Data section:
----

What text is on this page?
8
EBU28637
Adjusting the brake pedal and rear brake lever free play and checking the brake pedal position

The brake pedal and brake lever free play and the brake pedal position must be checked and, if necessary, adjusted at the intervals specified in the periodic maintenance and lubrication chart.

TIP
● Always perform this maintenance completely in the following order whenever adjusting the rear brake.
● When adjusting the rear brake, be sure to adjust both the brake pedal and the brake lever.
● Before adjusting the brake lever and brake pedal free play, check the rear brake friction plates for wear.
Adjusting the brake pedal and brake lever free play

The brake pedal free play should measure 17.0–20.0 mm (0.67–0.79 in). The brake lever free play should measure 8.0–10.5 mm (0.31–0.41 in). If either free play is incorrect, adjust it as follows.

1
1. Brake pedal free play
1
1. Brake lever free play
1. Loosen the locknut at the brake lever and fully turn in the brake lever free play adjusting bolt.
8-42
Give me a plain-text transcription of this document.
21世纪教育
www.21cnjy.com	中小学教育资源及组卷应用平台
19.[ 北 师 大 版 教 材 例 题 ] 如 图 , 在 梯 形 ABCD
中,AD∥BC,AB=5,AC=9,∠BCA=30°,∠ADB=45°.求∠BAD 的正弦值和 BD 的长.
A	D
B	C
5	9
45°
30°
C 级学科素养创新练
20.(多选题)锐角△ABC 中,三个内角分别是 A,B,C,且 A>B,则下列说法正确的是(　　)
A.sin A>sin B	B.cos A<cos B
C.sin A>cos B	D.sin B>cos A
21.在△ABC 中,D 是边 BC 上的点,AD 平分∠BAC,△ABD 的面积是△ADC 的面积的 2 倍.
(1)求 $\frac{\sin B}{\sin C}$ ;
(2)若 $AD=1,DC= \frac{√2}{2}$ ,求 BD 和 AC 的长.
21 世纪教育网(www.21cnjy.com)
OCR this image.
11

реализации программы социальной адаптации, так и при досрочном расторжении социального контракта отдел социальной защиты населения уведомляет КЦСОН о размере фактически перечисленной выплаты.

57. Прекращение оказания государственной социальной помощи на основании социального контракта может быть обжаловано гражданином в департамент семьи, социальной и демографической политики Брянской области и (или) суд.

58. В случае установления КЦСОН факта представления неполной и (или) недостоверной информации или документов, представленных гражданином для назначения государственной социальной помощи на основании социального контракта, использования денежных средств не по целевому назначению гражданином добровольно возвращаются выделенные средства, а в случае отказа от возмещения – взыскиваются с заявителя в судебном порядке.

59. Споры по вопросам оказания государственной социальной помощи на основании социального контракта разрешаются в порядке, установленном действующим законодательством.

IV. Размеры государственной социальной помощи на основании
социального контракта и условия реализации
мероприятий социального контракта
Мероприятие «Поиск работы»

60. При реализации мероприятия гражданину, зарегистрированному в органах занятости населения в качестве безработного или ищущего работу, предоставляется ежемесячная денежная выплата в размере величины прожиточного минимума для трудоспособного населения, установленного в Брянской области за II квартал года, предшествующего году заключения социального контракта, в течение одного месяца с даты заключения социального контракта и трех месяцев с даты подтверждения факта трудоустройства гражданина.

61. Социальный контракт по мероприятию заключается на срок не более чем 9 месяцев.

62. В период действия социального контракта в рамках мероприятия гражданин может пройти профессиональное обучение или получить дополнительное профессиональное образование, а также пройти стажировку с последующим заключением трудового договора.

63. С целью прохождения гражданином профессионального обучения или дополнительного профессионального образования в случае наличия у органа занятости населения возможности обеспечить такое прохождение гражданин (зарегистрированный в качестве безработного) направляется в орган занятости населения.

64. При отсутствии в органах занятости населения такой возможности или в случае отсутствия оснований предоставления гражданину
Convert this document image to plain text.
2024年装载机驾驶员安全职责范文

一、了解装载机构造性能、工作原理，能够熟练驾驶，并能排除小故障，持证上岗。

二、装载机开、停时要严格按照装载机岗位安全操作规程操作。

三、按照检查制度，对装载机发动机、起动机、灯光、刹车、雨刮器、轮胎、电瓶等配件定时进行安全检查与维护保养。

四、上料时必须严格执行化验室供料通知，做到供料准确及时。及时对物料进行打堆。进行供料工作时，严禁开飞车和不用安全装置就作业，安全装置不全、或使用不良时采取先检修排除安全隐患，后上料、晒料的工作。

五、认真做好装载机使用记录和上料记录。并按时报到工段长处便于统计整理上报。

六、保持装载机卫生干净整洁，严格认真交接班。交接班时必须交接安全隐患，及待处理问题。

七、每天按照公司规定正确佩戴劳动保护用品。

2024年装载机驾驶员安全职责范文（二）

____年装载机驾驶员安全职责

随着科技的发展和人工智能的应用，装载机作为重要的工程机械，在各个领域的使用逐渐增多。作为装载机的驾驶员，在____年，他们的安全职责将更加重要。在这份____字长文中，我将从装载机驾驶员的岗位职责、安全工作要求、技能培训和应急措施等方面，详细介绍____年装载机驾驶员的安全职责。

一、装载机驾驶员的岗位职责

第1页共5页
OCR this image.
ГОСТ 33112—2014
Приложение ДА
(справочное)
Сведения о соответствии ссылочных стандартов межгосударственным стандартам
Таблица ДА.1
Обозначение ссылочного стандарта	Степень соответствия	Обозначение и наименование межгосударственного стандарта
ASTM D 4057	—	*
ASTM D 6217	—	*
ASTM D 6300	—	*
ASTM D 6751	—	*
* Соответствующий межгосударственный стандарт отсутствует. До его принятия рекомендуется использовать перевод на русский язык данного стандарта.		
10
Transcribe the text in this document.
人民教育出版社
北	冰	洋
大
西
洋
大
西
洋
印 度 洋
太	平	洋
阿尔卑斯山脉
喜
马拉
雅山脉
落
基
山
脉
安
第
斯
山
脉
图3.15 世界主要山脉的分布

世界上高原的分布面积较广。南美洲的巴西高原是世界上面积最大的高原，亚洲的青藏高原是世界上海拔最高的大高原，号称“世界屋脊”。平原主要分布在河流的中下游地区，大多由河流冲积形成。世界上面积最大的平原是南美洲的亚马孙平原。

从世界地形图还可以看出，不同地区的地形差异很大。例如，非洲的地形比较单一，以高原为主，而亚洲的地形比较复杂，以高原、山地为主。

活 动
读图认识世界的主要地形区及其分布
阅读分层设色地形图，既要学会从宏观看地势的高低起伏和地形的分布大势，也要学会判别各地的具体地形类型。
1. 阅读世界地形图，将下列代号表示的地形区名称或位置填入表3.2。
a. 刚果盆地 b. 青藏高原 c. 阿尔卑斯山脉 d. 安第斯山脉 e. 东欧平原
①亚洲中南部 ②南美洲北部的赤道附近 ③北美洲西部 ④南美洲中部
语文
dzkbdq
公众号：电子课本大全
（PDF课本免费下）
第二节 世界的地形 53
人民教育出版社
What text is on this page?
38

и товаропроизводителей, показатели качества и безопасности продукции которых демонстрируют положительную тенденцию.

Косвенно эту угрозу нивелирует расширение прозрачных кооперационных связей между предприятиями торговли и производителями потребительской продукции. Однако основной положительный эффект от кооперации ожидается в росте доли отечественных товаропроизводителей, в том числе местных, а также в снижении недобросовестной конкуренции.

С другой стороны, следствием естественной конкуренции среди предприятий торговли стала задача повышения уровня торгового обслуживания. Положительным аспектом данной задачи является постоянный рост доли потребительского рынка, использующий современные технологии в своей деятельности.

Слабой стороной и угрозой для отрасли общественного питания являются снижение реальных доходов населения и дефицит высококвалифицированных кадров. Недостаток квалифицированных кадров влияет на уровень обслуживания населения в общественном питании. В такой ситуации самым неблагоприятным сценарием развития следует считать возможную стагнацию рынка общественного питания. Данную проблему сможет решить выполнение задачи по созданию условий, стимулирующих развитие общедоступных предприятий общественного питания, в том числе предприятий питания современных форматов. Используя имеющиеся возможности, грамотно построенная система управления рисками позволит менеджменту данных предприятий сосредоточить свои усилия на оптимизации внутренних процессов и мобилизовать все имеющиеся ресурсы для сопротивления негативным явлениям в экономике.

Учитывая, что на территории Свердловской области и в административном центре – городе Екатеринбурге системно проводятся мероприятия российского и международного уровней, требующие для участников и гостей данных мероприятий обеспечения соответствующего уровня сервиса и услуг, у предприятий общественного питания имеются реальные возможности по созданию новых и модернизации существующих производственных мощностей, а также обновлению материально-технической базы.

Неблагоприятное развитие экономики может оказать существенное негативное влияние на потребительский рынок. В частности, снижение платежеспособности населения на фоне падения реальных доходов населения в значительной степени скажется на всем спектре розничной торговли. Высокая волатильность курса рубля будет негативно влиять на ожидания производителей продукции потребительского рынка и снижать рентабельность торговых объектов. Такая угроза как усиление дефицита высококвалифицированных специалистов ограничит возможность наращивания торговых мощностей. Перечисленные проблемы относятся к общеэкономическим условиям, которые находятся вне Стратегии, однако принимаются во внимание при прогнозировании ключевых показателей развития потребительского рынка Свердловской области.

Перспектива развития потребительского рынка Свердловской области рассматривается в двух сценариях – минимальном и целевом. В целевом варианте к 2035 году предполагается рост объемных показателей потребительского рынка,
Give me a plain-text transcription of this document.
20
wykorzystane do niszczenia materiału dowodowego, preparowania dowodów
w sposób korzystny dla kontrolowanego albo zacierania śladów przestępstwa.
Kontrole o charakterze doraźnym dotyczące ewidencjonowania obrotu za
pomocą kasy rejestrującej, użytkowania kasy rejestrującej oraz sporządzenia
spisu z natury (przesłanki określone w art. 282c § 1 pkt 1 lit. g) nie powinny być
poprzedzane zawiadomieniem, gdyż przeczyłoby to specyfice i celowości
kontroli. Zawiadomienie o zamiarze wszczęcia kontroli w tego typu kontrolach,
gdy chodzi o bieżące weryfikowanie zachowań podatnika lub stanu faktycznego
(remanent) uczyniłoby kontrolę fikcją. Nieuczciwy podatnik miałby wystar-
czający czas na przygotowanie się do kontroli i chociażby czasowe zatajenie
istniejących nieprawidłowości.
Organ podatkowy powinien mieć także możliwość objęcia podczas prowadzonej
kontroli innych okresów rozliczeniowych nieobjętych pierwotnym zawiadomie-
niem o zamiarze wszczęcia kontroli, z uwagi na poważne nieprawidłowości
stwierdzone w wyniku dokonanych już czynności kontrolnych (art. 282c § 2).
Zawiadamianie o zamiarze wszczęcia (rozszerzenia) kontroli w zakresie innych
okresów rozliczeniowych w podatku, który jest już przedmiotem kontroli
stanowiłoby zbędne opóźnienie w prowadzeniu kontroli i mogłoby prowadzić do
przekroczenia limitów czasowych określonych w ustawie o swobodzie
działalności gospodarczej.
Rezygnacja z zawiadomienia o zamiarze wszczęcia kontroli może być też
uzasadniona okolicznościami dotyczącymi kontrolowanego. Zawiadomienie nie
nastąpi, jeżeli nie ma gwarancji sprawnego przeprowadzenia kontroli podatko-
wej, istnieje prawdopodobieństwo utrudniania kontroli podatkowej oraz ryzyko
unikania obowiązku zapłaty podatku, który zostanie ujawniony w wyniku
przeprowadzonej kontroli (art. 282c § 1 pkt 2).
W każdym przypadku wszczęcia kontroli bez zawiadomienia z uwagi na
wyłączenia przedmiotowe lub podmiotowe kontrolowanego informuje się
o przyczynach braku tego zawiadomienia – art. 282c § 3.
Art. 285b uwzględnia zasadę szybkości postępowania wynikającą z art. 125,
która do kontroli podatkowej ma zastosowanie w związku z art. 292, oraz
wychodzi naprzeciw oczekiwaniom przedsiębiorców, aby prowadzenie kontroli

----

What to do:
Select every line above that contains the word "ASTM", and copy it.

Solution to this task:
ASTM D 4057	—	*
ASTM D 6217	—	*
ASTM D 6300	—	*
ASTM D 6751	—	*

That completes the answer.